## SET EXERCISE
Gather from the material every line that contains the string "registerbaserade".

## GIVEN RECORDS
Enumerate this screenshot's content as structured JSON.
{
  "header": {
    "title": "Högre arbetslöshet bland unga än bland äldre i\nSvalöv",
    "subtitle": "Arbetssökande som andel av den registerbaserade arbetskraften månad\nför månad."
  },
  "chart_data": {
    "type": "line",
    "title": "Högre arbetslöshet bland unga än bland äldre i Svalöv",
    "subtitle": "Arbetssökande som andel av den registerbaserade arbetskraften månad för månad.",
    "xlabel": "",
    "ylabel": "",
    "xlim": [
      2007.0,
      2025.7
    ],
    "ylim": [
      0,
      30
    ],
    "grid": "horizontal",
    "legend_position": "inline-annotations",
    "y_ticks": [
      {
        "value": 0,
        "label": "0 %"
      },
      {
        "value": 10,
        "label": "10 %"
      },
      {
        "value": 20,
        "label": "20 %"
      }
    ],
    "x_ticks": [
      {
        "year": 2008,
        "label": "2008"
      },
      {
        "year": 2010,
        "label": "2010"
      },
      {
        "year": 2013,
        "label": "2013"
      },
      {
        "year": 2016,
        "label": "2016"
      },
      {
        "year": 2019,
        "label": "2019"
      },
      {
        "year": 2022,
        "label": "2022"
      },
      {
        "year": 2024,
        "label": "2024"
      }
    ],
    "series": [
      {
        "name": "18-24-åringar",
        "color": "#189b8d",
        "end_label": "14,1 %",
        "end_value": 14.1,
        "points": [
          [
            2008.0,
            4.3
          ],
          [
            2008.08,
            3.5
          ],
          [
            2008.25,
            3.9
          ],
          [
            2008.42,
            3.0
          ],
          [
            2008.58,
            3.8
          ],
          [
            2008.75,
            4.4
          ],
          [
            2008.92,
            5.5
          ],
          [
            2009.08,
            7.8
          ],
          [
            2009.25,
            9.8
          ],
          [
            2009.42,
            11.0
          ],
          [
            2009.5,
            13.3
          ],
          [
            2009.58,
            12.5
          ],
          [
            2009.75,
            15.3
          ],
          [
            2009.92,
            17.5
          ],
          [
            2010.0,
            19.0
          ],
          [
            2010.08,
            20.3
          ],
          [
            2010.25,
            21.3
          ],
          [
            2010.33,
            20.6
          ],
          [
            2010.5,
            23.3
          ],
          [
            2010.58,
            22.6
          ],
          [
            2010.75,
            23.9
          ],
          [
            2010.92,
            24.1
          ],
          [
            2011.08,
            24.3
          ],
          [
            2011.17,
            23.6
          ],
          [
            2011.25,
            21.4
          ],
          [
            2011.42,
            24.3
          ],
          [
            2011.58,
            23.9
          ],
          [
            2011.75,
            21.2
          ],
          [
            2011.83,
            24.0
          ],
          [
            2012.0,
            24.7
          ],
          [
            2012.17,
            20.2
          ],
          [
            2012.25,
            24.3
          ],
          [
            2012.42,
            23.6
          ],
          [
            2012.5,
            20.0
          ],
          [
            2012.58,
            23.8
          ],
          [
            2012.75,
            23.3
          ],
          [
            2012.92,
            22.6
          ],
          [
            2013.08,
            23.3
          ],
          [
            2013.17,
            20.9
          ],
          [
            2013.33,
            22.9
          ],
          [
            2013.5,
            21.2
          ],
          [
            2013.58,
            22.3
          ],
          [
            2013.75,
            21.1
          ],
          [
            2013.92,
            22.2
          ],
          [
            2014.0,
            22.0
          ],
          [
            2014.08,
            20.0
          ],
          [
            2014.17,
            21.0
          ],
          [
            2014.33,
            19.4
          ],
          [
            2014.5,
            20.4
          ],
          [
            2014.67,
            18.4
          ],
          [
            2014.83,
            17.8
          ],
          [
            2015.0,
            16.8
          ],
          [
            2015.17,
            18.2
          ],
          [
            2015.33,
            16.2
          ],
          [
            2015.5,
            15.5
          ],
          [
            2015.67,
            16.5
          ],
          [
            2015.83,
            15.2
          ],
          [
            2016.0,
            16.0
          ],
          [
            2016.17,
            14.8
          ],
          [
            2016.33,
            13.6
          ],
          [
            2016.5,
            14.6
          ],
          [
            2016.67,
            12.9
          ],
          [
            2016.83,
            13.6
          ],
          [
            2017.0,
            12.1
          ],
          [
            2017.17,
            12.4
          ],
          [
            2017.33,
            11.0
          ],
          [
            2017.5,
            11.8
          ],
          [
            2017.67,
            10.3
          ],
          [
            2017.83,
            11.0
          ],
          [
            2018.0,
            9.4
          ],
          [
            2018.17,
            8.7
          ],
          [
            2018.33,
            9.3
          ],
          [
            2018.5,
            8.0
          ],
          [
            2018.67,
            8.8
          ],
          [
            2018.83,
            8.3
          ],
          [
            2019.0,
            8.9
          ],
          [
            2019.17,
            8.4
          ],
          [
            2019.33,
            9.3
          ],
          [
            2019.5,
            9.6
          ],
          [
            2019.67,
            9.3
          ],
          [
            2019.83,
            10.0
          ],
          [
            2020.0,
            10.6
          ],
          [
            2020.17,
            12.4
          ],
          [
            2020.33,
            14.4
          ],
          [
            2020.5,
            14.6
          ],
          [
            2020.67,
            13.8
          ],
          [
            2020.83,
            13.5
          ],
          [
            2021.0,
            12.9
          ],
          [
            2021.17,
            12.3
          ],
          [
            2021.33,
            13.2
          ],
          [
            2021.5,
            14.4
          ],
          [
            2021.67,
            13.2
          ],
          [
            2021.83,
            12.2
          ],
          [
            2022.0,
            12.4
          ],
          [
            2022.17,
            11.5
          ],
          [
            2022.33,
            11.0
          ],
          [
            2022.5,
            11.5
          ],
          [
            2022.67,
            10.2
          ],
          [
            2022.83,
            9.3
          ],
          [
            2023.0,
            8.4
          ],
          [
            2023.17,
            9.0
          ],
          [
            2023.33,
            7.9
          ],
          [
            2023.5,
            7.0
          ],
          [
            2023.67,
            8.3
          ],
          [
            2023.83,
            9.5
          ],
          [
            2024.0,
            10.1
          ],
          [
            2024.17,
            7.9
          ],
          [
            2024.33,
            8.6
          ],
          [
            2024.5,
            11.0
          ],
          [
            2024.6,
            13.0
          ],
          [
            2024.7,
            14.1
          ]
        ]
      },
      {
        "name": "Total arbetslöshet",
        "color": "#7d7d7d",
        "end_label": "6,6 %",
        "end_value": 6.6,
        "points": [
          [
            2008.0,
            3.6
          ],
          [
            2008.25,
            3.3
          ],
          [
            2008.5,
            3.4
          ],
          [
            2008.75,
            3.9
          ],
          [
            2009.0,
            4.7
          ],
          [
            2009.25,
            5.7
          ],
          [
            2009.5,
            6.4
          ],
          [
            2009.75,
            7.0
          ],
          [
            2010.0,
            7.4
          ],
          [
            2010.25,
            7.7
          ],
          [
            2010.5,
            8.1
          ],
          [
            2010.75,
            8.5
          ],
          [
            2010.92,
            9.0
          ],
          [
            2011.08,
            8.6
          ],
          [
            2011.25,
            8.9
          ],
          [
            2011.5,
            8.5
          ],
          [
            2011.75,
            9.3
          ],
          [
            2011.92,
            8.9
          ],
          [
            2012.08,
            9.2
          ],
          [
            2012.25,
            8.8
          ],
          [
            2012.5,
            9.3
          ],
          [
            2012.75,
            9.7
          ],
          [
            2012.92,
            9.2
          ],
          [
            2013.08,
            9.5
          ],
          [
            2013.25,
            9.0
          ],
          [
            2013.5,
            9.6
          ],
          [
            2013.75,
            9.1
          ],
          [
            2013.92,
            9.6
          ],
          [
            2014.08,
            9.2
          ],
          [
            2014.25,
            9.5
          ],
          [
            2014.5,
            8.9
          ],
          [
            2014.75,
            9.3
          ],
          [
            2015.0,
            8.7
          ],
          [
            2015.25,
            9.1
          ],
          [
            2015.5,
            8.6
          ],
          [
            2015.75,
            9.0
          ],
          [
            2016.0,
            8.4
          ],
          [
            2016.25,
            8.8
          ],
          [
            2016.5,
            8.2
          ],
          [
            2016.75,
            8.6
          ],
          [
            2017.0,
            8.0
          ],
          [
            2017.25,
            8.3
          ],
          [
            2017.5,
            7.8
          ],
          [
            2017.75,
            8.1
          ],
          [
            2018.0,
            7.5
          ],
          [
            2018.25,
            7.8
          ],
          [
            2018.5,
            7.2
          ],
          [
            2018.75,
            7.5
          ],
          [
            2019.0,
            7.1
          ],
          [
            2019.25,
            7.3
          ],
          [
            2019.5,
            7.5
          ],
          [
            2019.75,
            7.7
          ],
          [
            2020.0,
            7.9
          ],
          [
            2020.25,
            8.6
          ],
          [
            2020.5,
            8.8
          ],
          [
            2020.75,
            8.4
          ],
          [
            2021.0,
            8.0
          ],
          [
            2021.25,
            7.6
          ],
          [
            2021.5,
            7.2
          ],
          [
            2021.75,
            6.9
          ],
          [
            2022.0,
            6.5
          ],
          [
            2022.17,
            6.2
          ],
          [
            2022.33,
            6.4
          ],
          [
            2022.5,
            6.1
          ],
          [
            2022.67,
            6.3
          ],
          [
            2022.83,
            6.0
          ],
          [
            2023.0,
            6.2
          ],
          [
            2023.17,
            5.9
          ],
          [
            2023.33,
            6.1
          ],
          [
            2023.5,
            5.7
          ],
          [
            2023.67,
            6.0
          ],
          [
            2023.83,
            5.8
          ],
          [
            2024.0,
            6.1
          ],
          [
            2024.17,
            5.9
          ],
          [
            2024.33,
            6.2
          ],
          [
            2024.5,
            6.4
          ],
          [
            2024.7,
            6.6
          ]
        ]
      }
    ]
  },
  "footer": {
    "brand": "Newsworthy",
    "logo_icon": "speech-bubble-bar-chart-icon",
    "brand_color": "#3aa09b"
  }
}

## ANSWER TO THIS TASK
    "subtitle": "Arbetssökande som andel av den registerbaserade arbetskraften månad\nför månad."
    "subtitle": "Arbetssökande som andel av den registerbaserade arbetskraften månad för månad.",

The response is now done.